* Exercise task:
Go through the data below line by line and count those containing the word "edges". Reply with the count only.

* Records provided:

--- BEGIN ---

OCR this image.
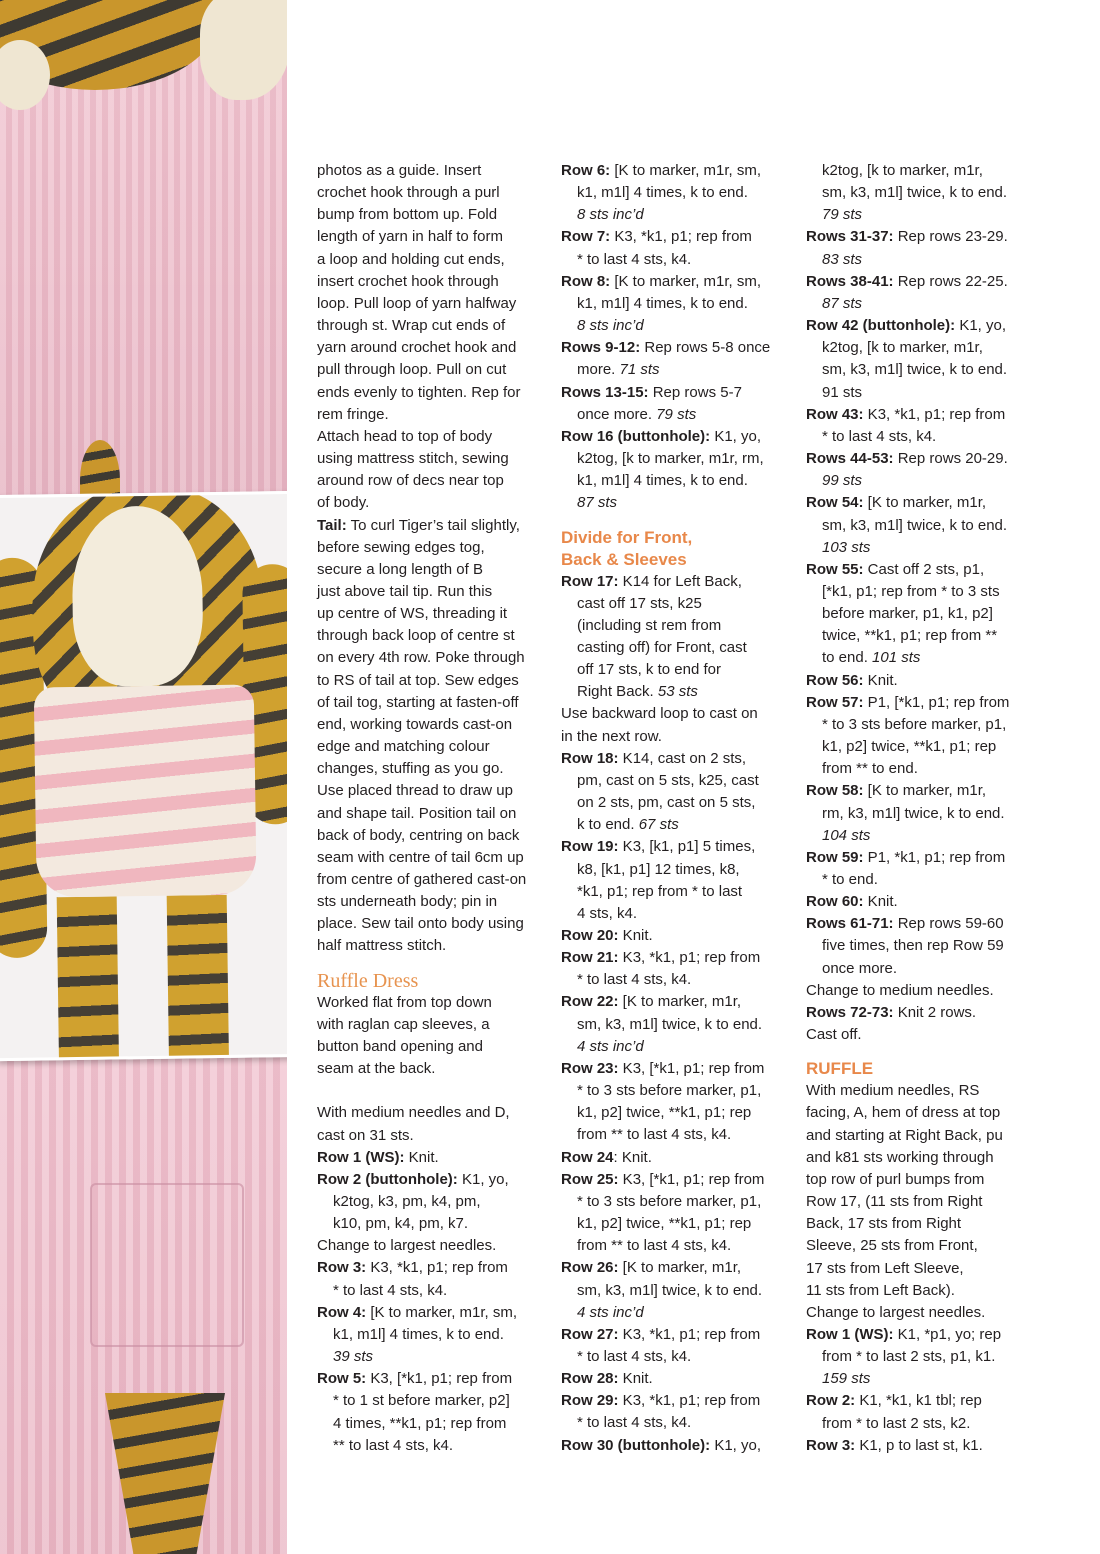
photos as a guide. Insert
crochet hook through a purl
bump from bottom up. Fold
length of yarn in half to form
a loop and holding cut ends,
insert crochet hook through
loop. Pull loop of yarn halfway
through st. Wrap cut ends of
yarn around crochet hook and
pull through loop. Pull on cut
ends evenly to tighten. Rep for
rem fringe.
Attach head to top of body
using mattress stitch, sewing
around row of decs near top
of body.
Tail: To curl Tiger’s tail slightly,
before sewing edges tog,
secure a long length of B
just above tail tip. Run this
up centre of WS, threading it
through back loop of centre st
on every 4th row. Poke through
to RS of tail at top. Sew edges
of tail tog, starting at fasten-off
end, working towards cast-on
edge and matching colour
changes, stuffing as you go.
Use placed thread to draw up
and shape tail. Position tail on
back of body, centring on back
seam with centre of tail 6cm up
from centre of gathered cast-on
sts underneath body; pin in
place. Sew tail onto body using
half mattress stitch.
Ruffle Dress
Worked flat from top down
with raglan cap sleeves, a
button band opening and
seam at the back.
With medium needles and D,
cast on 31 sts.
Row 1 (WS): Knit.
Row 2 (buttonhole): K1, yo,
k2tog, k3, pm, k4, pm,
k10, pm, k4, pm, k7.
Change to largest needles.
Row 3: K3, *k1, p1; rep from
* to last 4 sts, k4.
Row 4: [K to marker, m1r, sm,
k1, m1l] 4 times, k to end.
39 sts
Row 5: K3, [*k1, p1; rep from
* to 1 st before marker, p2]
4 times, **k1, p1; rep from
** to last 4 sts, k4.
Row 6: [K to marker, m1r, sm,
k1, m1l] 4 times, k to end.
8 sts inc’d
Row 7: K3, *k1, p1; rep from
* to last 4 sts, k4.
Row 8: [K to marker, m1r, sm,
k1, m1l] 4 times, k to end.
8 sts inc’d
Rows 9-12: Rep rows 5-8 once
more. 71 sts
Rows 13-15: Rep rows 5-7
once more. 79 sts
Row 16 (buttonhole): K1, yo,
k2tog, [k to marker, m1r, rm,
k1, m1l] 4 times, k to end.
87 sts
Divide for Front,
Back & Sleeves
Row 17: K14 for Left Back,
cast off 17 sts, k25
(including st rem from
casting off) for Front, cast
off 17 sts, k to end for
Right Back. 53 sts
Use backward loop to cast on
in the next row.
Row 18: K14, cast on 2 sts,
pm, cast on 5 sts, k25, cast
on 2 sts, pm, cast on 5 sts,
k to end. 67 sts
Row 19: K3, [k1, p1] 5 times,
k8, [k1, p1] 12 times, k8,
*k1, p1; rep from * to last
4 sts, k4.
Row 20: Knit.
Row 21: K3, *k1, p1; rep from
* to last 4 sts, k4.
Row 22: [K to marker, m1r,
sm, k3, m1l] twice, k to end.
4 sts inc’d
Row 23: K3, [*k1, p1; rep from
* to 3 sts before marker, p1,
k1, p2] twice, **k1, p1; rep
from ** to last 4 sts, k4.
Row 24: Knit.
Row 25: K3, [*k1, p1; rep from
* to 3 sts before marker, p1,
k1, p2] twice, **k1, p1; rep
from ** to last 4 sts, k4.
Row 26: [K to marker, m1r,
sm, k3, m1l] twice, k to end.
4 sts inc’d
Row 27: K3, *k1, p1; rep from
* to last 4 sts, k4.
Row 28: Knit.
Row 29: K3, *k1, p1; rep from
* to last 4 sts, k4.
Row 30 (buttonhole): K1, yo,
k2tog, [k to marker, m1r,
sm, k3, m1l] twice, k to end.
79 sts
Rows 31-37: Rep rows 23-29.
83 sts
Rows 38-41: Rep rows 22-25.
87 sts
Row 42 (buttonhole): K1, yo,
k2tog, [k to marker, m1r,
sm, k3, m1l] twice, k to end.
91 sts
Row 43: K3, *k1, p1; rep from
* to last 4 sts, k4.
Rows 44-53: Rep rows 20-29.
99 sts
Row 54: [K to marker, m1r,
sm, k3, m1l] twice, k to end.
103 sts
Row 55: Cast off 2 sts, p1,
[*k1, p1; rep from * to 3 sts
before marker, p1, k1, p2]
twice, **k1, p1; rep from **
to end. 101 sts
Row 56: Knit.
Row 57: P1, [*k1, p1; rep from
* to 3 sts before marker, p1,
k1, p2] twice, **k1, p1; rep
from ** to end.
Row 58: [K to marker, m1r,
rm, k3, m1l] twice, k to end.
104 sts
Row 59: P1, *k1, p1; rep from
* to end.
Row 60: Knit.
Rows 61-71: Rep rows 59-60
five times, then rep Row 59
once more.
Change to medium needles.
Rows 72-73: Knit 2 rows.
Cast off.
RUFFLE
With medium needles, RS
facing, A, hem of dress at top
and starting at Right Back, pu
and k81 sts working through
top row of purl bumps from
Row 17, (11 sts from Right
Back, 17 sts from Right
Sleeve, 25 sts from Front,
17 sts from Left Sleeve,
11 sts from Left Back).
Change to largest needles.
Row 1 (WS): K1, *p1, yo; rep
from * to last 2 sts, p1, k1.
159 sts
Row 2: K1, *k1, k1 tbl; rep
from * to last 2 sts, k2.
Row 3: K1, p to last st, k1.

--- END ---

* Task response:
2